[BEGIN Excerpted records]
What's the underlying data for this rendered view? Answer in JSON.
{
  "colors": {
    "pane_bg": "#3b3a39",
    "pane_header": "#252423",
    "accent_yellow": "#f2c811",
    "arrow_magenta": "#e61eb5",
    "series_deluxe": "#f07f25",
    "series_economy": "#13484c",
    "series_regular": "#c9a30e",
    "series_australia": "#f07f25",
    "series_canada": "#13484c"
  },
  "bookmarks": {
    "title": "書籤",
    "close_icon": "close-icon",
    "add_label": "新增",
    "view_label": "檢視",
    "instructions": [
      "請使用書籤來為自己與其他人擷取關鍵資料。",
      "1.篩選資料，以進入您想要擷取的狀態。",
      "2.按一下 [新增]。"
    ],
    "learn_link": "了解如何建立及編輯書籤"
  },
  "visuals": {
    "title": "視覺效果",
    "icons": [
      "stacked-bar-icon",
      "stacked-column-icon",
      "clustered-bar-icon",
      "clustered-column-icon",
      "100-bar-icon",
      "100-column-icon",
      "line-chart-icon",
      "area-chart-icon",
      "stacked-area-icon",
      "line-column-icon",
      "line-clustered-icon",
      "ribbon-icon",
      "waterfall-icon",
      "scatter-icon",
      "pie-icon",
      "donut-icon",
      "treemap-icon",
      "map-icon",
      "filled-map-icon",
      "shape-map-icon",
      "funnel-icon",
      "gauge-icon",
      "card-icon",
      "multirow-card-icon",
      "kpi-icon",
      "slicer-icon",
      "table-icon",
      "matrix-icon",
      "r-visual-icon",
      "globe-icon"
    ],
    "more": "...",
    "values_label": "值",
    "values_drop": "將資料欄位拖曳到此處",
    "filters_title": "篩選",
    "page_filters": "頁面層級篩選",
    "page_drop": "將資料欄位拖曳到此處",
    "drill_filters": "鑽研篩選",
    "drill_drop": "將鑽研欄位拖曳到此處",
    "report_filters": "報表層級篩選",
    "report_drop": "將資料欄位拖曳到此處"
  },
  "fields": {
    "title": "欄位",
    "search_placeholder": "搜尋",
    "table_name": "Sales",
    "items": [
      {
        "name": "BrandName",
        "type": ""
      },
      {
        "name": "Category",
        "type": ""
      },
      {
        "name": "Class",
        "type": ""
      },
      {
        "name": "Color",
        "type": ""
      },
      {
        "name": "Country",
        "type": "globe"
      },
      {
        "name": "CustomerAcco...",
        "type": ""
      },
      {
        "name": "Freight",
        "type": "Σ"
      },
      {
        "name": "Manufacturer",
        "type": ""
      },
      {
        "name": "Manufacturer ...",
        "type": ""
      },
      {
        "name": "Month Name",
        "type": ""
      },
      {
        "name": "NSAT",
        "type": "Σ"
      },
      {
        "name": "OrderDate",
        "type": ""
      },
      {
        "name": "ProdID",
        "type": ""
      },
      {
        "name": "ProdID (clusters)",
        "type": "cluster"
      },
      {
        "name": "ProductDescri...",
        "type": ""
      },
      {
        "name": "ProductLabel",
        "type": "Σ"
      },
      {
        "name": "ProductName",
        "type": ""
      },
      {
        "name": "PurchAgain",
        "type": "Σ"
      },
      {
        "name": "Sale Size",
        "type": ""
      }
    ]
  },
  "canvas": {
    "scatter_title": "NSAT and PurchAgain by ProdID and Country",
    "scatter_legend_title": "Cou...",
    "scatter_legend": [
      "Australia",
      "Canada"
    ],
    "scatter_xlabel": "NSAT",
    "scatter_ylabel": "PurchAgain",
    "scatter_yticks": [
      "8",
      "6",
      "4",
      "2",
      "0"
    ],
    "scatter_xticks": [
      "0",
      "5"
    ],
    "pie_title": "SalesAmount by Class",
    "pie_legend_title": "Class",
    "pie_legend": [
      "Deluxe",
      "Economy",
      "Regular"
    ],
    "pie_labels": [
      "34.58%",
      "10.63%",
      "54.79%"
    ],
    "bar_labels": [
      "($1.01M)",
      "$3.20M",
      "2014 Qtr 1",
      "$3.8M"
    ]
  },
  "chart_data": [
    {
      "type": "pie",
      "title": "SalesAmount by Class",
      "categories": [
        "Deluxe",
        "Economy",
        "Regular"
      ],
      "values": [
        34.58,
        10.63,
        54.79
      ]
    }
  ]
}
[END Excerpted records]
_Written request_: Extract the full listing above without altering anything.

_Solution for this task_:
What's the underlying data for this rendered view? Answer in JSON.
{
  "colors": {
    "pane_bg": "#3b3a39",
    "pane_header": "#252423",
    "accent_yellow": "#f2c811",
    "arrow_magenta": "#e61eb5",
    "series_deluxe": "#f07f25",
    "series_economy": "#13484c",
    "series_regular": "#c9a30e",
    "series_australia": "#f07f25",
    "series_canada": "#13484c"
  },
  "bookmarks": {
    "title": "書籤",
    "close_icon": "close-icon",
    "add_label": "新增",
    "view_label": "檢視",
    "instructions": [
      "請使用書籤來為自己與其他人擷取關鍵資料。",
      "1.篩選資料，以進入您想要擷取的狀態。",
      "2.按一下 [新增]。"
    ],
    "learn_link": "了解如何建立及編輯書籤"
  },
  "visuals": {
    "title": "視覺效果",
    "icons": [
      "stacked-bar-icon",
      "stacked-column-icon",
      "clustered-bar-icon",
      "clustered-column-icon",
      "100-bar-icon",
      "100-column-icon",
      "line-chart-icon",
      "area-chart-icon",
      "stacked-area-icon",
      "line-column-icon",
      "line-clustered-icon",
      "ribbon-icon",
      "waterfall-icon",
      "scatter-icon",
      "pie-icon",
      "donut-icon",
      "treemap-icon",
      "map-icon",
      "filled-map-icon",
      "shape-map-icon",
      "funnel-icon",
      "gauge-icon",
      "card-icon",
      "multirow-card-icon",
      "kpi-icon",
      "slicer-icon",
      "table-icon",
      "matrix-icon",
      "r-visual-icon",
      "globe-icon"
    ],
    "more": "...",
    "values_label": "值",
    "values_drop": "將資料欄位拖曳到此處",
    "filters_title": "篩選",
    "page_filters": "頁面層級篩選",
    "page_drop": "將資料欄位拖曳到此處",
    "drill_filters": "鑽研篩選",
    "drill_drop": "將鑽研欄位拖曳到此處",
    "report_filters": "報表層級篩選",
    "report_drop": "將資料欄位拖曳到此處"
  },
  "fields": {
    "title": "欄位",
    "search_placeholder": "搜尋",
    "table_name": "Sales",
    "items": [
      {
        "name": "BrandName",
        "type": ""
      },
      {
        "name": "Category",
        "type": ""
      },
      {
        "name": "Class",
        "type": ""
      },
      {
        "name": "Color",
        "type": ""
      },
      {
        "name": "Country",
        "type": "globe"
      },
      {
        "name": "CustomerAcco...",
        "type": ""
      },
      {
        "name": "Freight",
        "type": "Σ"
      },
      {
        "name": "Manufacturer",
        "type": ""
      },
      {
        "name": "Manufacturer ...",
        "type": ""
      },
      {
        "name": "Month Name",
        "type": ""
      },
      {
        "name": "NSAT",
        "type": "Σ"
      },
      {
        "name": "OrderDate",
        "type": ""
      },
      {
        "name": "ProdID",
        "type": ""
      },
      {
        "name": "ProdID (clusters)",
        "type": "cluster"
      },
      {
        "name": "ProductDescri...",
        "type": ""
      },
      {
        "name": "ProductLabel",
        "type": "Σ"
      },
      {
        "name": "ProductName",
        "type": ""
      },
      {
        "name": "PurchAgain",
        "type": "Σ"
      },
      {
        "name": "Sale Size",
        "type": ""
      }
    ]
  },
  "canvas": {
    "scatter_title": "NSAT and PurchAgain by ProdID and Country",
    "scatter_legend_title": "Cou...",
    "scatter_legend": [
      "Australia",
      "Canada"
    ],
    "scatter_xlabel": "NSAT",
    "scatter_ylabel": "PurchAgain",
    "scatter_yticks": [
      "8",
      "6",
      "4",
      "2",
      "0"
    ],
    "scatter_xticks": [
      "0",
      "5"
    ],
    "pie_title": "SalesAmount by Class",
    "pie_legend_title": "Class",
    "pie_legend": [
      "Deluxe",
      "Economy",
      "Regular"
    ],
    "pie_labels": [
      "34.58%",
      "10.63%",
      "54.79%"
    ],
    "bar_labels": [
      "($1.01M)",
      "$3.20M",
      "2014 Qtr 1",
      "$3.8M"
    ]
  },
  "chart_data": [
    {
      "type": "pie",
      "title": "SalesAmount by Class",
      "categories": [
        "Deluxe",
        "Economy",
        "Regular"
      ],
      "values": [
        34.58,
        10.63,
        54.79
      ]
    }
  ]
}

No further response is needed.